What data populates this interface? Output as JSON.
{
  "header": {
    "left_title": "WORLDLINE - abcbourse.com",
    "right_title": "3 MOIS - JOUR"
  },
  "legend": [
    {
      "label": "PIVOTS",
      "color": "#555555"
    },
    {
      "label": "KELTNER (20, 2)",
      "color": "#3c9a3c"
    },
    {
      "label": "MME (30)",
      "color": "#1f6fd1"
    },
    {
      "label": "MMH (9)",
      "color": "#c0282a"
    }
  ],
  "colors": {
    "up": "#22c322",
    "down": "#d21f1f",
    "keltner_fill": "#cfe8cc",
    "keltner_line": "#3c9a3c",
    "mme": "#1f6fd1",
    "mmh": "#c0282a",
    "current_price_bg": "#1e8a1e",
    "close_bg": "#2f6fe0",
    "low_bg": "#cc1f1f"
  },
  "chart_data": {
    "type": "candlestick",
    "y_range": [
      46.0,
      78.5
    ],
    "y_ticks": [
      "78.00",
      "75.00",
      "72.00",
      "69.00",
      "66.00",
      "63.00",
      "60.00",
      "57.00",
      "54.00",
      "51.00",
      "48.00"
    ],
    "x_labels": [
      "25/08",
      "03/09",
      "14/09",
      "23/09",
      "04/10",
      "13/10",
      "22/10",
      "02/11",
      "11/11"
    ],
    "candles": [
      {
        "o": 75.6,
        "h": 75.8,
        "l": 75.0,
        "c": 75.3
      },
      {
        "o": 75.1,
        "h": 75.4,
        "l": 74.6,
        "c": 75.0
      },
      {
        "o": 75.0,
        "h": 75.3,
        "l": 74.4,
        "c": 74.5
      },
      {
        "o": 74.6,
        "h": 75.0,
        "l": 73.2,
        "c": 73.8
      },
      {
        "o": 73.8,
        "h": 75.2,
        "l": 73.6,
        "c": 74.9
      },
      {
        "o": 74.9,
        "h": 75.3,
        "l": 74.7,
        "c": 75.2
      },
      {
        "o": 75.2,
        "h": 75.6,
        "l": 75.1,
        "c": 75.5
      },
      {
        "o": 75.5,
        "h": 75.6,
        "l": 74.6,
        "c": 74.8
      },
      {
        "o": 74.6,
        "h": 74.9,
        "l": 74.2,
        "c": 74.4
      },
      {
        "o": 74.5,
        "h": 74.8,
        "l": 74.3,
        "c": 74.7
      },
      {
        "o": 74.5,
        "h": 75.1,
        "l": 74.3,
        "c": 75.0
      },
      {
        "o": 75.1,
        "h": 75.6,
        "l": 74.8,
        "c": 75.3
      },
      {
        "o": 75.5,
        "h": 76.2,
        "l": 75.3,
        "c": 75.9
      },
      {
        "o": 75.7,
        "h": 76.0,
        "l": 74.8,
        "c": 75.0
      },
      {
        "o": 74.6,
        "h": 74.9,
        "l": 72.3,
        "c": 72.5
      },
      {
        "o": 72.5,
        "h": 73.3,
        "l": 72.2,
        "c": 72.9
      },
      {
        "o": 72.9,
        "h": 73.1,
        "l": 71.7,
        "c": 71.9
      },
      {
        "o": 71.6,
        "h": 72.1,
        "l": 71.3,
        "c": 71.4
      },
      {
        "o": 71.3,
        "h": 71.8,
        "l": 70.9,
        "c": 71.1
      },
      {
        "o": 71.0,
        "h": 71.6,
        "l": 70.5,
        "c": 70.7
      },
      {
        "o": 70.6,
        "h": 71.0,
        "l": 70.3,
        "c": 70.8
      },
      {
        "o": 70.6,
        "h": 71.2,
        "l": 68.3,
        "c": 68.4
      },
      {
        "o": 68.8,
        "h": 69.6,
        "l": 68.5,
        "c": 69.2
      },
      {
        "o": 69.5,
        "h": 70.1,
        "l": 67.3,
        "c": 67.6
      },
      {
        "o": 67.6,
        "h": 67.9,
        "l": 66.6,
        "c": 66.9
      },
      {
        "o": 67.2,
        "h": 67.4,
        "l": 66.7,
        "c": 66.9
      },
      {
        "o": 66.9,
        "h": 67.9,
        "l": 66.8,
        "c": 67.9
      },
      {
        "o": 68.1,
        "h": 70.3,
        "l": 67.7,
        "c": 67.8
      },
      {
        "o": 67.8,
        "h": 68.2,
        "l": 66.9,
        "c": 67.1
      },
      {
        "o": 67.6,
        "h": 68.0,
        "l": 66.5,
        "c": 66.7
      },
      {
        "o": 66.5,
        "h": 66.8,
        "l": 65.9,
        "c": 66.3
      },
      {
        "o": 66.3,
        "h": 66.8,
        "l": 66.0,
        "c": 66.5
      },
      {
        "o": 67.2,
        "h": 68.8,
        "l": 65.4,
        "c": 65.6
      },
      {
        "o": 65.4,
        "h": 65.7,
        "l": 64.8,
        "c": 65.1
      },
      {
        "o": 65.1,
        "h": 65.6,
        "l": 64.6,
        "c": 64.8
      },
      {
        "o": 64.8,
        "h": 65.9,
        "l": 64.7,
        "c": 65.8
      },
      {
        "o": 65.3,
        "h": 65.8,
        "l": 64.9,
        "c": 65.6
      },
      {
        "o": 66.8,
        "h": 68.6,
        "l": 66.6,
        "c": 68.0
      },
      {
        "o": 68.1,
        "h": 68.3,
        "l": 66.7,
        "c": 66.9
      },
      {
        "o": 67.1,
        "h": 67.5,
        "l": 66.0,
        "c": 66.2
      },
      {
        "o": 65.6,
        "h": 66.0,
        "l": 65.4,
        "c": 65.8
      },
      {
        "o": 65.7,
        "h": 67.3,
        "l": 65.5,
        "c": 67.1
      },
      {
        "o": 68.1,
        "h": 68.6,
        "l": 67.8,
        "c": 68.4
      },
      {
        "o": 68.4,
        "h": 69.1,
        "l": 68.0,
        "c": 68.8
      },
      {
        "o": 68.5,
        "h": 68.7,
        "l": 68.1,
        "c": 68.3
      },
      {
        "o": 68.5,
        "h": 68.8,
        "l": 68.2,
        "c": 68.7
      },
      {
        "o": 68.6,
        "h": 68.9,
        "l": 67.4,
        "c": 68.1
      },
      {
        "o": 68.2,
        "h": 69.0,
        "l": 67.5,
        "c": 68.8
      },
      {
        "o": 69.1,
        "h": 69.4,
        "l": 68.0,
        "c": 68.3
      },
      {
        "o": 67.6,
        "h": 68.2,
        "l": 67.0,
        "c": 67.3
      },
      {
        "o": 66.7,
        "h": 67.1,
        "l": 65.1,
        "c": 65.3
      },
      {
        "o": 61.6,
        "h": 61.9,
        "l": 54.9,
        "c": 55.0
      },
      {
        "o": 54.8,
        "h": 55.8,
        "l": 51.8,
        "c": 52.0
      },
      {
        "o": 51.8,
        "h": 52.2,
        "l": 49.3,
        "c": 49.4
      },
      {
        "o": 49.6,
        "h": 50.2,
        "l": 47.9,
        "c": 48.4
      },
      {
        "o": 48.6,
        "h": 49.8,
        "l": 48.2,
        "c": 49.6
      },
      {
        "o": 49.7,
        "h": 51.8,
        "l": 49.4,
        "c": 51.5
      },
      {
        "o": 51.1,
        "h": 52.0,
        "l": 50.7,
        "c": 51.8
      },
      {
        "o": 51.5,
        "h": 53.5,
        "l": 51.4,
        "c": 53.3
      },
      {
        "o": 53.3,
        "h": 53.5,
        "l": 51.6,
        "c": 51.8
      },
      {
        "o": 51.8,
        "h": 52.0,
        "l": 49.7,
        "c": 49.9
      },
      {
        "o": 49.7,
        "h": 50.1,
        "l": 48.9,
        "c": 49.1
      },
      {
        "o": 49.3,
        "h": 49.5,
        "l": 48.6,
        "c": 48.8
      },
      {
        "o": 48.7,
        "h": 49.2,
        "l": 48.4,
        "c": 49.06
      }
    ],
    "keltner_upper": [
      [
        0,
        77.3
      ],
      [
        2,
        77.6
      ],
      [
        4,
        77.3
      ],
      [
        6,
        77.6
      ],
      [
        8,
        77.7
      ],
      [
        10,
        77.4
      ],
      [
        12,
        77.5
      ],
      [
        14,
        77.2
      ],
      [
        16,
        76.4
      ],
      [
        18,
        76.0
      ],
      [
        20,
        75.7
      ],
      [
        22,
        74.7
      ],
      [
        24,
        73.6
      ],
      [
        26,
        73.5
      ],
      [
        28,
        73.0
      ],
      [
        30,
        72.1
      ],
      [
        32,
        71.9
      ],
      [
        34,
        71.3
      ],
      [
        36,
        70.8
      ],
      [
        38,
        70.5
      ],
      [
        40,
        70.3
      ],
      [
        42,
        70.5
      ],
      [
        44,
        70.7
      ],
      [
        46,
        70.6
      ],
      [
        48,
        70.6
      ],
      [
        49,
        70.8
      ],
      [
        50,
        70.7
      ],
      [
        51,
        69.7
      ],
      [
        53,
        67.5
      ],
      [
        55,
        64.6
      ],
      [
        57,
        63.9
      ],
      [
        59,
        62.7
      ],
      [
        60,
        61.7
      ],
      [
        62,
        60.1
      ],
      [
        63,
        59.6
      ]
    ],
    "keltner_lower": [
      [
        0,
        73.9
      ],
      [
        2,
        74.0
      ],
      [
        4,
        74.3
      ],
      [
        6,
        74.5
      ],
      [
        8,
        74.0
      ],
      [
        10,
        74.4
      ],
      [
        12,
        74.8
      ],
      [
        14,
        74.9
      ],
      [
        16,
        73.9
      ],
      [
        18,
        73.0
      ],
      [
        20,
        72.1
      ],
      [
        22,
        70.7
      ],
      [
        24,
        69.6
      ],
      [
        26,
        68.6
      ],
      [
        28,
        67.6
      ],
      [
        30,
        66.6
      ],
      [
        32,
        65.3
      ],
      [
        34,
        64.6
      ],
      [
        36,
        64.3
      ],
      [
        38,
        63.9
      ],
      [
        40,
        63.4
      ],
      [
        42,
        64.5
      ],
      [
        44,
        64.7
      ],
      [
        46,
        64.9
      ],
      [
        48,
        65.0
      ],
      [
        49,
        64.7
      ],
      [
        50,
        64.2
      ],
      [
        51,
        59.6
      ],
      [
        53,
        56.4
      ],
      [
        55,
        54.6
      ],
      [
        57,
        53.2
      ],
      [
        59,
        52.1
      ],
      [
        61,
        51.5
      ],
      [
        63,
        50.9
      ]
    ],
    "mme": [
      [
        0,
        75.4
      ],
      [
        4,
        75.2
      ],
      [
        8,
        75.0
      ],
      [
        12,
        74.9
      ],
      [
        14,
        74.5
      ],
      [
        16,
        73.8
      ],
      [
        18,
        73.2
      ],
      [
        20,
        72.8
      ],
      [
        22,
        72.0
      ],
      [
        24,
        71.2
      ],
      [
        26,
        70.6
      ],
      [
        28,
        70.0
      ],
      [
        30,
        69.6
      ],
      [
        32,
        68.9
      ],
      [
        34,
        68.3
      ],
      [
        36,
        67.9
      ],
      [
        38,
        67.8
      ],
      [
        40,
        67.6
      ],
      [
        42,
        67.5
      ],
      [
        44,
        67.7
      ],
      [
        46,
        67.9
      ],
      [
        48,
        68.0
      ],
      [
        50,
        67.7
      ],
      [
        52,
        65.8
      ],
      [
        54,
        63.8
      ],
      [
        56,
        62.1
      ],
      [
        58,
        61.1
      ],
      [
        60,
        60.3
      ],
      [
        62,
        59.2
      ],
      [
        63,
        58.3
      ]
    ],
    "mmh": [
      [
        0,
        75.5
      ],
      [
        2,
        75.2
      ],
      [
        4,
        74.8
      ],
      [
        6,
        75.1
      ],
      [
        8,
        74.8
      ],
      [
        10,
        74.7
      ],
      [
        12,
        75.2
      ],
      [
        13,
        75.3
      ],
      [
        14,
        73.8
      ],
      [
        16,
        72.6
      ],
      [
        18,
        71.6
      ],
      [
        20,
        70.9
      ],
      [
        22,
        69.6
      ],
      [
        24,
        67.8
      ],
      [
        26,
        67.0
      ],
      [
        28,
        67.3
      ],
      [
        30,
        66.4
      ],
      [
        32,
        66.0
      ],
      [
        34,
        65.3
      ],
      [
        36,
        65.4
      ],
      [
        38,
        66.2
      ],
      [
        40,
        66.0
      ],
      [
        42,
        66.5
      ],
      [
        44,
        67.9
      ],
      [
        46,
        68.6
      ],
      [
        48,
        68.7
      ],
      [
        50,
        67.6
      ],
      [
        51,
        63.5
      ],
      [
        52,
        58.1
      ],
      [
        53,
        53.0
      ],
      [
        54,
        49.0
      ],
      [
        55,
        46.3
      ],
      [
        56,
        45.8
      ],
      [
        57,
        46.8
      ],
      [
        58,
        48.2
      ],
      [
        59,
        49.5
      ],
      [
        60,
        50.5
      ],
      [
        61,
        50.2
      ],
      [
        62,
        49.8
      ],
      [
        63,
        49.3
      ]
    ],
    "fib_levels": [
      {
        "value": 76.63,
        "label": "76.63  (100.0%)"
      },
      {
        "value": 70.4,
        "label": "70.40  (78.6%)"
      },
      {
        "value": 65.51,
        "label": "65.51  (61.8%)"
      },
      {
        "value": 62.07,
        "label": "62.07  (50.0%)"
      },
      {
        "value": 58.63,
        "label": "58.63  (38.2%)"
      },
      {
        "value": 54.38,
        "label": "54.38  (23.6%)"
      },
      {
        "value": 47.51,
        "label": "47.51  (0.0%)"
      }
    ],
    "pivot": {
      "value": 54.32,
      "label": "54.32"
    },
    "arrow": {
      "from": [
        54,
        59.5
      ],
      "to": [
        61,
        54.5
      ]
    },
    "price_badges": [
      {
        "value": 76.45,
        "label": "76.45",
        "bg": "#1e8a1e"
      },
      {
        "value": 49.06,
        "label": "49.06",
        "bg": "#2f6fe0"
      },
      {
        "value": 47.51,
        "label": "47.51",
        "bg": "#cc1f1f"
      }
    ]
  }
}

────────────────

What the task asks: Scan the listing above. Collect all lines with the word "value".

Complete output:
        "value": 76.63,
        "value": 70.4,
        "value": 65.51,
        "value": 62.07,
        "value": 58.63,
        "value": 54.38,
        "value": 47.51,
      "value": 54.32,
        "value": 76.45,
        "value": 49.06,
        "value": 47.51,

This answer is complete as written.